▸ EXERCISE DIRECTIONS
Omit images. Retype all entries verbatim.

▸ DATASET ROWS

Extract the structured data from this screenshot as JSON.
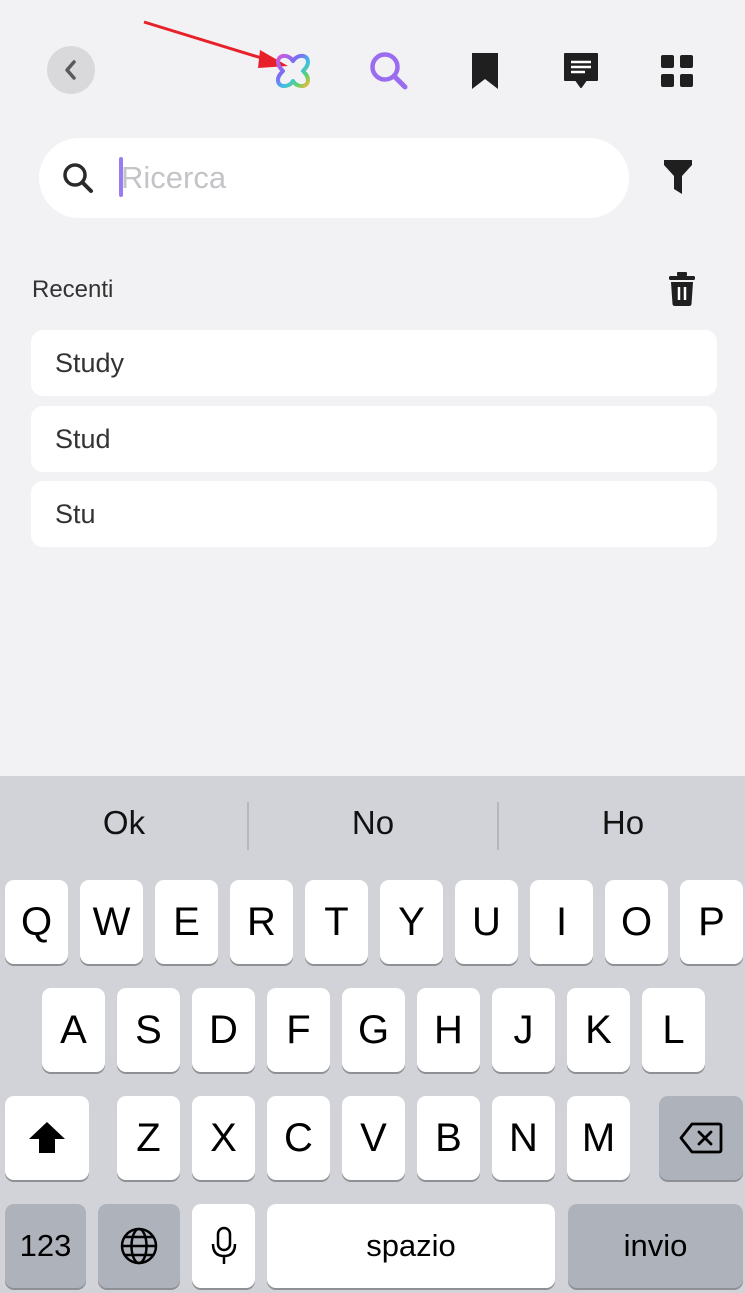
{
  "header": {
    "back_icon": "chevron-left-icon",
    "icons": [
      "ai-flower-icon",
      "search-icon",
      "bookmark-icon",
      "chat-icon",
      "grid-icon"
    ],
    "accent_color": "#9a6cf0",
    "annotation_arrow_color": "#e8202a"
  },
  "search": {
    "placeholder": "Ricerca",
    "value": "",
    "filter_icon": "filter-icon"
  },
  "recent": {
    "title": "Recenti",
    "clear_icon": "trash-icon",
    "items": [
      "Study",
      "Stud",
      "Stu"
    ]
  },
  "keyboard": {
    "suggestions": [
      "Ok",
      "No",
      "Ho"
    ],
    "row1": [
      "Q",
      "W",
      "E",
      "R",
      "T",
      "Y",
      "U",
      "I",
      "O",
      "P"
    ],
    "row2": [
      "A",
      "S",
      "D",
      "F",
      "G",
      "H",
      "J",
      "K",
      "L"
    ],
    "row3": [
      "Z",
      "X",
      "C",
      "V",
      "B",
      "N",
      "M"
    ],
    "numbers_label": "123",
    "space_label": "spazio",
    "return_label": "invio"
  }
}
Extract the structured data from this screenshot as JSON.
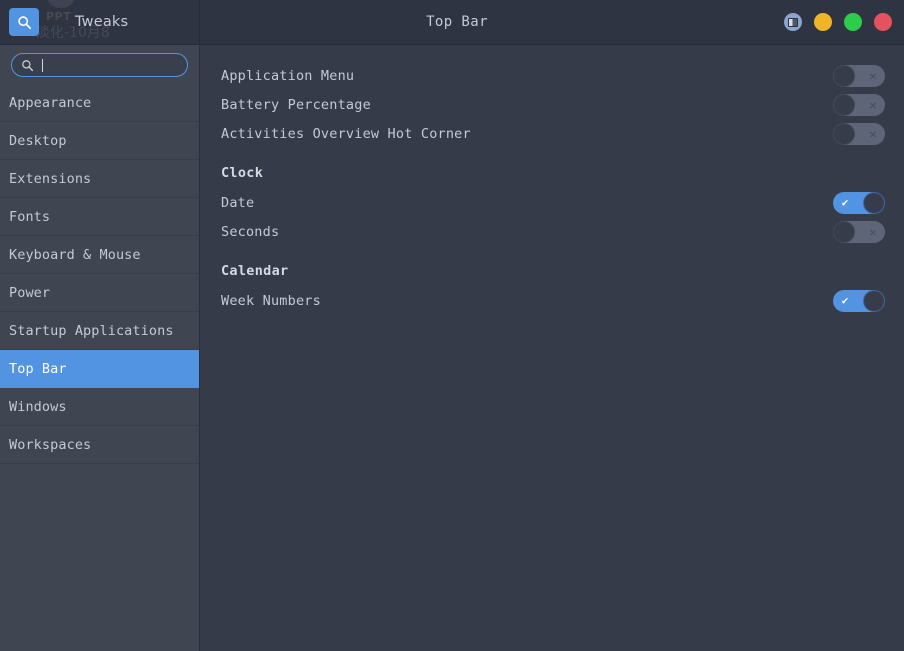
{
  "window": {
    "app_title": "Tweaks",
    "page_title": "Top Bar",
    "ghost_text_1": "PPT",
    "ghost_text_2": "淡化-10月8",
    "controls": [
      {
        "name": "sidebar-toggle-button",
        "color": "#8da3cf"
      },
      {
        "name": "minimize-button",
        "color": "#f0b429"
      },
      {
        "name": "maximize-button",
        "color": "#2ecc4c"
      },
      {
        "name": "close-button",
        "color": "#e4525e"
      }
    ]
  },
  "search": {
    "toggle_icon": "search-icon",
    "value": "",
    "placeholder": ""
  },
  "sidebar": {
    "items": [
      {
        "label": "Appearance",
        "selected": false
      },
      {
        "label": "Desktop",
        "selected": false
      },
      {
        "label": "Extensions",
        "selected": false
      },
      {
        "label": "Fonts",
        "selected": false
      },
      {
        "label": "Keyboard & Mouse",
        "selected": false
      },
      {
        "label": "Power",
        "selected": false
      },
      {
        "label": "Startup Applications",
        "selected": false
      },
      {
        "label": "Top Bar",
        "selected": true
      },
      {
        "label": "Windows",
        "selected": false
      },
      {
        "label": "Workspaces",
        "selected": false
      }
    ]
  },
  "content": {
    "top_rows": [
      {
        "label": "Application Menu",
        "state": "off"
      },
      {
        "label": "Battery Percentage",
        "state": "off"
      },
      {
        "label": "Activities Overview Hot Corner",
        "state": "off"
      }
    ],
    "sections": [
      {
        "title": "Clock",
        "rows": [
          {
            "label": "Date",
            "state": "on"
          },
          {
            "label": "Seconds",
            "state": "off"
          }
        ]
      },
      {
        "title": "Calendar",
        "rows": [
          {
            "label": "Week Numbers",
            "state": "on"
          }
        ]
      }
    ]
  },
  "glyphs": {
    "switch_on": "✔",
    "switch_off": "✕"
  },
  "colors": {
    "accent": "#5294e2",
    "sidebar_bg": "#404552",
    "content_bg": "#363b4a",
    "titlebar_bg": "#2f3442",
    "switch_off_track": "#5e6579",
    "text": "#c3c9d6"
  }
}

▸ ANSWER TO THIS EXERCISE
Extract the structured data from this screenshot as JSON.
{
  "header": {
    "back_icon": "chevron-left-icon",
    "icons": [
      "ai-flower-icon",
      "search-icon",
      "bookmark-icon",
      "chat-icon",
      "grid-icon"
    ],
    "accent_color": "#9a6cf0",
    "annotation_arrow_color": "#e8202a"
  },
  "search": {
    "placeholder": "Ricerca",
    "value": "",
    "filter_icon": "filter-icon"
  },
  "recent": {
    "title": "Recenti",
    "clear_icon": "trash-icon",
    "items": [
      "Study",
      "Stud",
      "Stu"
    ]
  },
  "keyboard": {
    "suggestions": [
      "Ok",
      "No",
      "Ho"
    ],
    "row1": [
      "Q",
      "W",
      "E",
      "R",
      "T",
      "Y",
      "U",
      "I",
      "O",
      "P"
    ],
    "row2": [
      "A",
      "S",
      "D",
      "F",
      "G",
      "H",
      "J",
      "K",
      "L"
    ],
    "row3": [
      "Z",
      "X",
      "C",
      "V",
      "B",
      "N",
      "M"
    ],
    "numbers_label": "123",
    "space_label": "spazio",
    "return_label": "invio"
  }
}
Extract the structured data from this screenshot as JSON.
{
  "window": {
    "app_title": "Tweaks",
    "page_title": "Top Bar",
    "ghost_text_1": "PPT",
    "ghost_text_2": "淡化-10月8",
    "controls": [
      {
        "name": "sidebar-toggle-button",
        "color": "#8da3cf"
      },
      {
        "name": "minimize-button",
        "color": "#f0b429"
      },
      {
        "name": "maximize-button",
        "color": "#2ecc4c"
      },
      {
        "name": "close-button",
        "color": "#e4525e"
      }
    ]
  },
  "search": {
    "toggle_icon": "search-icon",
    "value": "",
    "placeholder": ""
  },
  "sidebar": {
    "items": [
      {
        "label": "Appearance",
        "selected": false
      },
      {
        "label": "Desktop",
        "selected": false
      },
      {
        "label": "Extensions",
        "selected": false
      },
      {
        "label": "Fonts",
        "selected": false
      },
      {
        "label": "Keyboard & Mouse",
        "selected": false
      },
      {
        "label": "Power",
        "selected": false
      },
      {
        "label": "Startup Applications",
        "selected": false
      },
      {
        "label": "Top Bar",
        "selected": true
      },
      {
        "label": "Windows",
        "selected": false
      },
      {
        "label": "Workspaces",
        "selected": false
      }
    ]
  },
  "content": {
    "top_rows": [
      {
        "label": "Application Menu",
        "state": "off"
      },
      {
        "label": "Battery Percentage",
        "state": "off"
      },
      {
        "label": "Activities Overview Hot Corner",
        "state": "off"
      }
    ],
    "sections": [
      {
        "title": "Clock",
        "rows": [
          {
            "label": "Date",
            "state": "on"
          },
          {
            "label": "Seconds",
            "state": "off"
          }
        ]
      },
      {
        "title": "Calendar",
        "rows": [
          {
            "label": "Week Numbers",
            "state": "on"
          }
        ]
      }
    ]
  },
  "glyphs": {
    "switch_on": "✔",
    "switch_off": "✕"
  },
  "colors": {
    "accent": "#5294e2",
    "sidebar_bg": "#404552",
    "content_bg": "#363b4a",
    "titlebar_bg": "#2f3442",
    "switch_off_track": "#5e6579",
    "text": "#c3c9d6"
  }
}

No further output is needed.